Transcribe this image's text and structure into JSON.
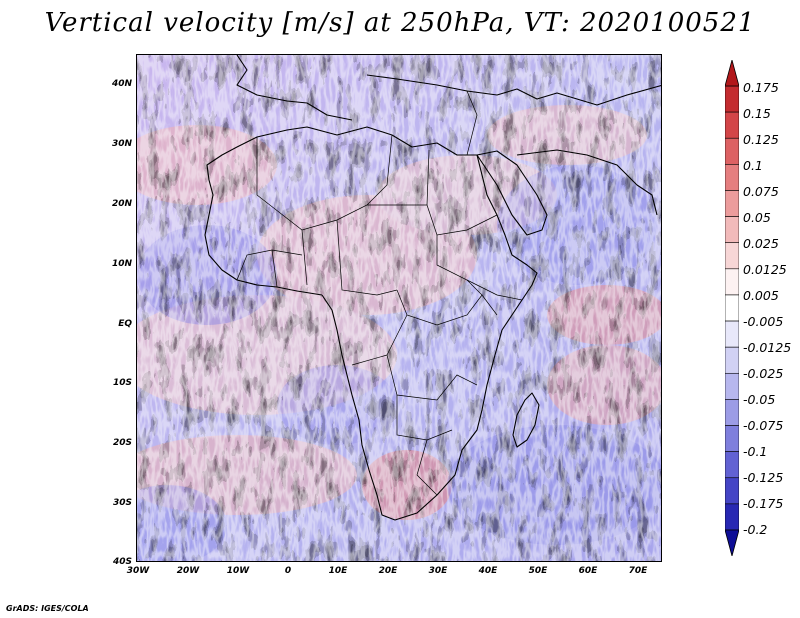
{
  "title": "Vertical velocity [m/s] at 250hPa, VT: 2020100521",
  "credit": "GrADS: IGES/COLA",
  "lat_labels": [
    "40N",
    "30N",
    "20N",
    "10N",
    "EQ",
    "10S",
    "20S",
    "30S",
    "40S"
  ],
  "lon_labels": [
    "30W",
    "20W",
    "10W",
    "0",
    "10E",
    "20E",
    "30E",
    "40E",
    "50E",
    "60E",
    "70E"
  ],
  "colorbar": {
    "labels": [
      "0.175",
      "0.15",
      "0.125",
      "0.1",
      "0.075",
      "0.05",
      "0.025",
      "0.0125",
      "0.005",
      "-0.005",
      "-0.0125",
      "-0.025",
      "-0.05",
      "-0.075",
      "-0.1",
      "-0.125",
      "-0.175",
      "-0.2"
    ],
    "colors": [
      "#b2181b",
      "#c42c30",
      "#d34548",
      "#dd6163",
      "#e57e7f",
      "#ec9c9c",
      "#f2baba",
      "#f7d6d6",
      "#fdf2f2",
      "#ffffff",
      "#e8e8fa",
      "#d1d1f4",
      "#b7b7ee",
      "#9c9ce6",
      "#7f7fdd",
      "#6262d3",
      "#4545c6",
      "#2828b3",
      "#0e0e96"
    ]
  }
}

==

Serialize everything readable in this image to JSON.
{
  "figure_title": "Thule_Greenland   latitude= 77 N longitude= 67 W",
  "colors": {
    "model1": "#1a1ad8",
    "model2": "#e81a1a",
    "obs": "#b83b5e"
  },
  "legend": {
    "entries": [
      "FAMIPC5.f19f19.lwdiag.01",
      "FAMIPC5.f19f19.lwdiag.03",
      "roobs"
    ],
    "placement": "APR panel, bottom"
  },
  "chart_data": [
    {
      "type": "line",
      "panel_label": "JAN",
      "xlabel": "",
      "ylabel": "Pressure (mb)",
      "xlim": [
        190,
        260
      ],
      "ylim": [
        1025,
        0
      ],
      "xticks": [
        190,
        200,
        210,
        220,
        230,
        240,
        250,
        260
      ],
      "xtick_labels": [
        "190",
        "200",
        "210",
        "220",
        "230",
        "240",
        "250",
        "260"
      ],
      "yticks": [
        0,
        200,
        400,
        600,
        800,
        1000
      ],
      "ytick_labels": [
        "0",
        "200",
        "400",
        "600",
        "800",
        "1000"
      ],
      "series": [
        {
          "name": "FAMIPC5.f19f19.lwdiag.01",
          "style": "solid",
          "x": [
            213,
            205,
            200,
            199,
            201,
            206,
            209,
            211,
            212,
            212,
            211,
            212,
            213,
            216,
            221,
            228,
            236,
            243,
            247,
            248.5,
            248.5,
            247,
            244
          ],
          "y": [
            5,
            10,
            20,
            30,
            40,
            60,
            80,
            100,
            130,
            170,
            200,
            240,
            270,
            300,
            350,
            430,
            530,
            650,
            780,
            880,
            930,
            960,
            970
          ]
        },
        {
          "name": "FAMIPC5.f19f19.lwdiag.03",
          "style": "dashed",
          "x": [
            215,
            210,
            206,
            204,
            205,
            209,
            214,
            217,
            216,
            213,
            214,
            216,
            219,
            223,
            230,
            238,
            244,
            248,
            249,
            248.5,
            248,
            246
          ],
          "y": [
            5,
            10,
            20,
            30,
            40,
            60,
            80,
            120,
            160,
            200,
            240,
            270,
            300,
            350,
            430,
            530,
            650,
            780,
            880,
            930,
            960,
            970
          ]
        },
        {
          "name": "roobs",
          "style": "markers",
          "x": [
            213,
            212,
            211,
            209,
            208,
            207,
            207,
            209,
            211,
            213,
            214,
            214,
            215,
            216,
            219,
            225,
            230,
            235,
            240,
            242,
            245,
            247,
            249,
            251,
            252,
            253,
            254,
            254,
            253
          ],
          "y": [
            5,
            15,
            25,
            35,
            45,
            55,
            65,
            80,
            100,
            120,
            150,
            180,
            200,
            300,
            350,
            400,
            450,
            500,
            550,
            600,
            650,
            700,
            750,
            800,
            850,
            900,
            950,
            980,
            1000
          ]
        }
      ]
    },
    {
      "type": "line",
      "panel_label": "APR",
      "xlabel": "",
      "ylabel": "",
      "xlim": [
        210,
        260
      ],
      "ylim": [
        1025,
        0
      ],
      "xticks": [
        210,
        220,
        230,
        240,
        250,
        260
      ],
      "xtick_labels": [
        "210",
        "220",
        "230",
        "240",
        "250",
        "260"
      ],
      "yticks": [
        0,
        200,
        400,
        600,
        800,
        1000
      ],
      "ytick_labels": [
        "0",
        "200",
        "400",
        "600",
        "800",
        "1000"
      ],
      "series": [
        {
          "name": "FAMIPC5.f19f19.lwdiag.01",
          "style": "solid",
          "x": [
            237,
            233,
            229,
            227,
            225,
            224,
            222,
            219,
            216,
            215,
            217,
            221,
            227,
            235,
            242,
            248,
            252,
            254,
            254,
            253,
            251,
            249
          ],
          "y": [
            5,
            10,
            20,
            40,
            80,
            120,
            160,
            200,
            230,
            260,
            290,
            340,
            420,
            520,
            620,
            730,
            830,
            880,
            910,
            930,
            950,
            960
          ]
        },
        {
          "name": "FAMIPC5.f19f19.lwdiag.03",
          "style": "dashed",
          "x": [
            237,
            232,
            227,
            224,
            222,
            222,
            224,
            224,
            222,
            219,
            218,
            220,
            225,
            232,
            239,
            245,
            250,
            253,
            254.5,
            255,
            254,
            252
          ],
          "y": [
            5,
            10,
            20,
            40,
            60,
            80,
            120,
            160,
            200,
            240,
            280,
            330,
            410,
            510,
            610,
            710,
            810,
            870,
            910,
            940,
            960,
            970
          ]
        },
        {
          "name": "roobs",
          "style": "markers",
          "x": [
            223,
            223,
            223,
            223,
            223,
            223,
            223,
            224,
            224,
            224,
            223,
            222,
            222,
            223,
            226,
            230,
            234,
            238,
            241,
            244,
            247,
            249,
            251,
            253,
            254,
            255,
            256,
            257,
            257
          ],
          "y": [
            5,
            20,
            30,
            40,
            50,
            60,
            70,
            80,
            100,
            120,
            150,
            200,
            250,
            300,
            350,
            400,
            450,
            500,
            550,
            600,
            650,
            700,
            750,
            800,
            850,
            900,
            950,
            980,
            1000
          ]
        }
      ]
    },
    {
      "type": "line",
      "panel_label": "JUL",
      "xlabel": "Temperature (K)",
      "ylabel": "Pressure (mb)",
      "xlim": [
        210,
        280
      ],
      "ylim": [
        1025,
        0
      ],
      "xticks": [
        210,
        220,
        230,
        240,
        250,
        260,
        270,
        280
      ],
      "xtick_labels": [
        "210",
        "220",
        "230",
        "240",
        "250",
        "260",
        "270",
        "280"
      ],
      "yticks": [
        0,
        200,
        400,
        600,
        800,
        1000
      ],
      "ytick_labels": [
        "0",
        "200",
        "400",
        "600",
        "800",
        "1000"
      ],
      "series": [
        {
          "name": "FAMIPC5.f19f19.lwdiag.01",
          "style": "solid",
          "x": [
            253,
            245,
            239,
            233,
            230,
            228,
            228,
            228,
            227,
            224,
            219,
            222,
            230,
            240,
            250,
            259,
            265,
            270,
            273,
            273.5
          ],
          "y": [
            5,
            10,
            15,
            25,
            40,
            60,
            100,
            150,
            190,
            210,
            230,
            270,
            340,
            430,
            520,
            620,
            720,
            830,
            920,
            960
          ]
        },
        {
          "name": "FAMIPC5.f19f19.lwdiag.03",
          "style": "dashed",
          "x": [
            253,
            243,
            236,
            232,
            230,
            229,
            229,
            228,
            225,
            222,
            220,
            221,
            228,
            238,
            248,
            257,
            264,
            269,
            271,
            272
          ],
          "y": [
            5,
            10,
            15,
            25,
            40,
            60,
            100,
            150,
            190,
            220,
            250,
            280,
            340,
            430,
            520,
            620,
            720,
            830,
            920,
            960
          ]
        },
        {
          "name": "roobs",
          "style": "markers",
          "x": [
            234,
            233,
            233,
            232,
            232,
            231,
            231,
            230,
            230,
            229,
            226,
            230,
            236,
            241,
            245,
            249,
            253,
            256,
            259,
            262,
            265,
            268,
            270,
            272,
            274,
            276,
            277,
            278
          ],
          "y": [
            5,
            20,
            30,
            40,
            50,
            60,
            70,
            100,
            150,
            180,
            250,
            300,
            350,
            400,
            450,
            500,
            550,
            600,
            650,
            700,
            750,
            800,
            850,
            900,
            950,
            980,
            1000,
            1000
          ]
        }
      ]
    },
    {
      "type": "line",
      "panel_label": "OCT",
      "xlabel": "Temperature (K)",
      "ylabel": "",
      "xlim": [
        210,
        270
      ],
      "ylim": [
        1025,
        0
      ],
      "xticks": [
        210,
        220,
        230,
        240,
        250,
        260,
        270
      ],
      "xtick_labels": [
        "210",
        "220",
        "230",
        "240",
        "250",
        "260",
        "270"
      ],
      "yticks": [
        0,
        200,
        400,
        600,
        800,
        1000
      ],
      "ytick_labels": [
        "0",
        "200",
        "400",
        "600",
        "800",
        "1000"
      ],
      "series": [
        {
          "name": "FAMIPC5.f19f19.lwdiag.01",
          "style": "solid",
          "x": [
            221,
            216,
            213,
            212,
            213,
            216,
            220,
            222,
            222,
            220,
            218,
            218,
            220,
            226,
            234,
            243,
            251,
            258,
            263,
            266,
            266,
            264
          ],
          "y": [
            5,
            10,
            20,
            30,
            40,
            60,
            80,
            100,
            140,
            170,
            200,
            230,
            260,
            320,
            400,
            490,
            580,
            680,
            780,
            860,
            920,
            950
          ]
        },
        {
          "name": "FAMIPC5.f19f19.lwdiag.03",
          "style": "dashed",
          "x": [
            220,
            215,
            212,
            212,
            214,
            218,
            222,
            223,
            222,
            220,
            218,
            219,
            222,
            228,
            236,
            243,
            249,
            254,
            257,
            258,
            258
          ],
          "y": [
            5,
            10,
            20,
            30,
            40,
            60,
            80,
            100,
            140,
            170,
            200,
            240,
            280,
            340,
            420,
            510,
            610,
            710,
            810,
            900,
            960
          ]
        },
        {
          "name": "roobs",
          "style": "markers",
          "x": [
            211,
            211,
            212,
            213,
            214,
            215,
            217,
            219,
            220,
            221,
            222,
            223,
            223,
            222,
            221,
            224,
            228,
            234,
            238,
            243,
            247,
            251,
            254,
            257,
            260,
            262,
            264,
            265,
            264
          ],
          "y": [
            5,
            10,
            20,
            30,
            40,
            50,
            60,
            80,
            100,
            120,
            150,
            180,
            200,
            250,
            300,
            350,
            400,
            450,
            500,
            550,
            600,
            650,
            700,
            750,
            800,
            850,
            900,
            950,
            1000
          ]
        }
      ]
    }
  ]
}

==

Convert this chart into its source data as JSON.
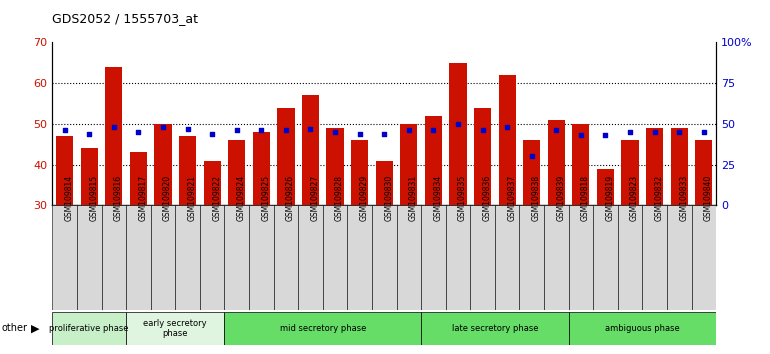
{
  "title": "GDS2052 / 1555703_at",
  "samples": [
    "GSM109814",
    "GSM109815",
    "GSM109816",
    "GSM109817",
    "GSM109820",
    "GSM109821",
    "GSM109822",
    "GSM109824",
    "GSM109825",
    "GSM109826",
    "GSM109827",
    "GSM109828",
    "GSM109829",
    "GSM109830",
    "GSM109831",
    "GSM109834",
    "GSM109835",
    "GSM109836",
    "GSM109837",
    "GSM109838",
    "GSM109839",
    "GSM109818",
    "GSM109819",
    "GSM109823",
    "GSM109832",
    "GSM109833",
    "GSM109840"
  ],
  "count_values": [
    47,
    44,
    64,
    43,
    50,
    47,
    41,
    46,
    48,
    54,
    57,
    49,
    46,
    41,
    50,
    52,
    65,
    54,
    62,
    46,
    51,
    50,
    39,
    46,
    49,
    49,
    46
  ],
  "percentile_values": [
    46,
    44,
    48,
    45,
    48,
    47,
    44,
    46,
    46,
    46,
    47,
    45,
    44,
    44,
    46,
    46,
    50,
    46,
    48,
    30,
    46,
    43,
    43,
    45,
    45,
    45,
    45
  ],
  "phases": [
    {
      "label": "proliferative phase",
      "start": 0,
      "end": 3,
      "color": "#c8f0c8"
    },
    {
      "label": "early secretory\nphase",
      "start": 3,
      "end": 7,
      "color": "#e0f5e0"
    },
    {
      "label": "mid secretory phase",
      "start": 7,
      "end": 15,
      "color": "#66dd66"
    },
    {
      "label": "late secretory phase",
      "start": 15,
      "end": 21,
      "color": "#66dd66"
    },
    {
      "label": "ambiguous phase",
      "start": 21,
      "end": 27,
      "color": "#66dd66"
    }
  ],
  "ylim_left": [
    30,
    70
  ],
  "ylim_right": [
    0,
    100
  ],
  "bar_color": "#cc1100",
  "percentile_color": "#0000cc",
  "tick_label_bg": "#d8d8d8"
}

EXERCISE AIM:
Count every line in the listing above that holds "image", then report only the count.

RESULT:
2